** start of Items **

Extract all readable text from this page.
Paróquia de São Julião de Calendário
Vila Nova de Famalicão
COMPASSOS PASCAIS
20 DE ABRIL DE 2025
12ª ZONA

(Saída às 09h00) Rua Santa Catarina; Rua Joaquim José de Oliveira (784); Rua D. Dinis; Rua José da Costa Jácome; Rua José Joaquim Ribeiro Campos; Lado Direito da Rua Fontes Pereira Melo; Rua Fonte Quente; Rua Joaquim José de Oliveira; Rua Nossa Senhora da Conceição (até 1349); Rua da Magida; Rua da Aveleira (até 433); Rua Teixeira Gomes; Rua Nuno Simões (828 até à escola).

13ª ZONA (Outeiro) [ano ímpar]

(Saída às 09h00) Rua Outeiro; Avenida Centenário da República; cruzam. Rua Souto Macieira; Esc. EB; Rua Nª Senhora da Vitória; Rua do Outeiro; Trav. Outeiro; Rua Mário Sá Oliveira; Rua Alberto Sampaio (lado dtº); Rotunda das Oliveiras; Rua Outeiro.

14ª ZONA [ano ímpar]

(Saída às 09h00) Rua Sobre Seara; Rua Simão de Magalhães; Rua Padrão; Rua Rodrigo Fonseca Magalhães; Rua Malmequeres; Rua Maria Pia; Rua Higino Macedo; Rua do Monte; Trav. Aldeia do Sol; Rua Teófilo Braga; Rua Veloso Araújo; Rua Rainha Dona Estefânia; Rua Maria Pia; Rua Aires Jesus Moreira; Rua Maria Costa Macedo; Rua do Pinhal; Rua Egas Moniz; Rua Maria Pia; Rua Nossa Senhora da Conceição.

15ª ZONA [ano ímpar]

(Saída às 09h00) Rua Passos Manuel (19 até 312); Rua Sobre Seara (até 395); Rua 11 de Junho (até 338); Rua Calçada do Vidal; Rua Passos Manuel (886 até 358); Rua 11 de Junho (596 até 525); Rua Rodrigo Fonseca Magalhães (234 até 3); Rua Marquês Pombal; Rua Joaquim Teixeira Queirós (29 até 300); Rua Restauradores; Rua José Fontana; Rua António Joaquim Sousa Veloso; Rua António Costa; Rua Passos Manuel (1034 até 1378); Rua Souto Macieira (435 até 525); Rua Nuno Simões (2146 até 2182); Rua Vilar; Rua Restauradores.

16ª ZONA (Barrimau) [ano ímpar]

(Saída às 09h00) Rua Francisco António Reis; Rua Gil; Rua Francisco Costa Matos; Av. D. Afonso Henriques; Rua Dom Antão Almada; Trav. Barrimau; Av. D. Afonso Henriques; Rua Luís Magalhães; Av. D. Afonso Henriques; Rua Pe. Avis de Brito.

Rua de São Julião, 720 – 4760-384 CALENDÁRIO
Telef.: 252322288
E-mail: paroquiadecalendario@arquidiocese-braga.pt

** end of Items **
** start of Items **

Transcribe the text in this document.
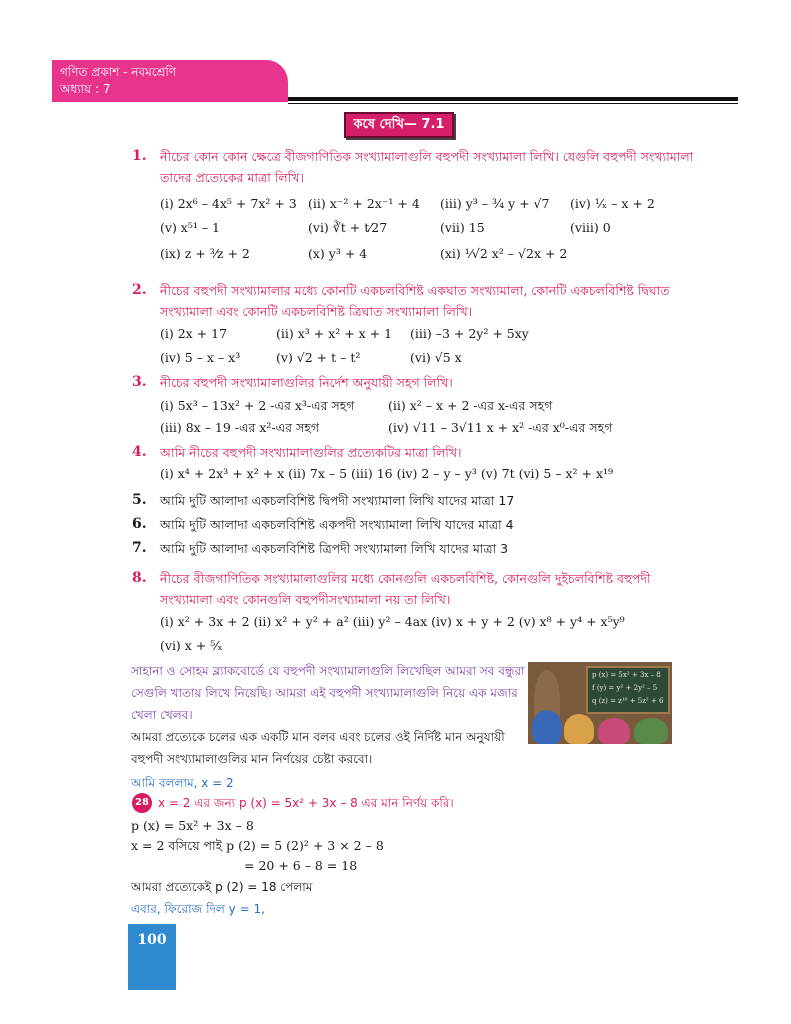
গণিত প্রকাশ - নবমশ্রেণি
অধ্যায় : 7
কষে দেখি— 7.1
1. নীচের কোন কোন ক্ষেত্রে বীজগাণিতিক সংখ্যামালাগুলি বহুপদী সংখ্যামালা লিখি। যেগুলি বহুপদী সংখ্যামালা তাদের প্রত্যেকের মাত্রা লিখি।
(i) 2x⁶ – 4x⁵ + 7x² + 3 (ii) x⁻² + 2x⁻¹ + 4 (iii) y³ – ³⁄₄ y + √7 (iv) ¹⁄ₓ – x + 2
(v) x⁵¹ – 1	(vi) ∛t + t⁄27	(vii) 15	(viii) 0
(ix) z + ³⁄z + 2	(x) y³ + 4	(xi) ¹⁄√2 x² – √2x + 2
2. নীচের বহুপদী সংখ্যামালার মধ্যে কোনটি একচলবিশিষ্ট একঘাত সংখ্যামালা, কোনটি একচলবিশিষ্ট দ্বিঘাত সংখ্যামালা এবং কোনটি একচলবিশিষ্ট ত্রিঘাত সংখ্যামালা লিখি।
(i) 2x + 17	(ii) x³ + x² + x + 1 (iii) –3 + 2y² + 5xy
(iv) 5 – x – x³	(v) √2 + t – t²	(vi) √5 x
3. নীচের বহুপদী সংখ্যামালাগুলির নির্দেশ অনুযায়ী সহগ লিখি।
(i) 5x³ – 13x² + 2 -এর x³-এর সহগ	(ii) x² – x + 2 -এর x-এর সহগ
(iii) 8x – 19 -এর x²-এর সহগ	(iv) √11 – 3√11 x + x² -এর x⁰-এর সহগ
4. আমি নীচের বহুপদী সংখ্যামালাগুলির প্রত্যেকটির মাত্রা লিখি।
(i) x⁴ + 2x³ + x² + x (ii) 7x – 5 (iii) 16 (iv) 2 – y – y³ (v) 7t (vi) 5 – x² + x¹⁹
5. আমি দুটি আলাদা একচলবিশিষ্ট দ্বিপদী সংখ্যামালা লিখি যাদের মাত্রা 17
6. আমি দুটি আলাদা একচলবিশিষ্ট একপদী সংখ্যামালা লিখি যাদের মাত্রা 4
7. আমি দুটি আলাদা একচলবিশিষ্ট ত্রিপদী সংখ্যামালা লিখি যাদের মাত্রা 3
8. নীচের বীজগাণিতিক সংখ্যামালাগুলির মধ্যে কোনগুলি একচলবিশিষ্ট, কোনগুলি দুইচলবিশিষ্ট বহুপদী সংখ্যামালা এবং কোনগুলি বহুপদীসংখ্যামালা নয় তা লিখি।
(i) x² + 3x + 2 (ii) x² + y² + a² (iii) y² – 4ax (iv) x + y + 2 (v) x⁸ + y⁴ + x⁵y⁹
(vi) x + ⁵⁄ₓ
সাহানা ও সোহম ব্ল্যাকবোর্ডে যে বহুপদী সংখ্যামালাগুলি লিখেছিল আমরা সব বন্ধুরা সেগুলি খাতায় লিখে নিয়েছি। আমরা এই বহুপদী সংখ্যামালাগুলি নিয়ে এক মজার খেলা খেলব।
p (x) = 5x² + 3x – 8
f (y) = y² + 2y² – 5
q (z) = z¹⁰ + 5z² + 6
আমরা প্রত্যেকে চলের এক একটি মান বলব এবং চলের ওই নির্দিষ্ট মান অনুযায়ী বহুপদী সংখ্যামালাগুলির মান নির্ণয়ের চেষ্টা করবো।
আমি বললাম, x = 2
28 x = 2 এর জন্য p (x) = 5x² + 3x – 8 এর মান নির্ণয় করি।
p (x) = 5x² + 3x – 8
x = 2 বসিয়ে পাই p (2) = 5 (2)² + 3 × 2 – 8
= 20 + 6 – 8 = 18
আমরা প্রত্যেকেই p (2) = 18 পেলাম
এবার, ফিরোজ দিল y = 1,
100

** end of Items **

Copy each line of the records containing the string "Nuno".

(Saída às 09h00) Rua Santa Catarina; Rua Joaquim José de Oliveira (784); Rua D. Dinis; Rua José da Costa Jácome; Rua José Joaquim Ribeiro Campos; Lado Direito da Rua Fontes Pereira Melo; Rua Fonte Quente; Rua Joaquim José de Oliveira; Rua Nossa Senhora da Conceição (até 1349); Rua da Magida; Rua da Aveleira (até 433); Rua Teixeira Gomes; Rua Nuno Simões (828 até à escola).
(Saída às 09h00) Rua Passos Manuel (19 até 312); Rua Sobre Seara (até 395); Rua 11 de Junho (até 338); Rua Calçada do Vidal; Rua Passos Manuel (886 até 358); Rua 11 de Junho (596 até 525); Rua Rodrigo Fonseca Magalhães (234 até 3); Rua Marquês Pombal; Rua Joaquim Teixeira Queirós (29 até 300); Rua Restauradores; Rua José Fontana; Rua António Joaquim Sousa Veloso; Rua António Costa; Rua Passos Manuel (1034 até 1378); Rua Souto Macieira (435 até 525); Rua Nuno Simões (2146 até 2182); Rua Vilar; Rua Restauradores.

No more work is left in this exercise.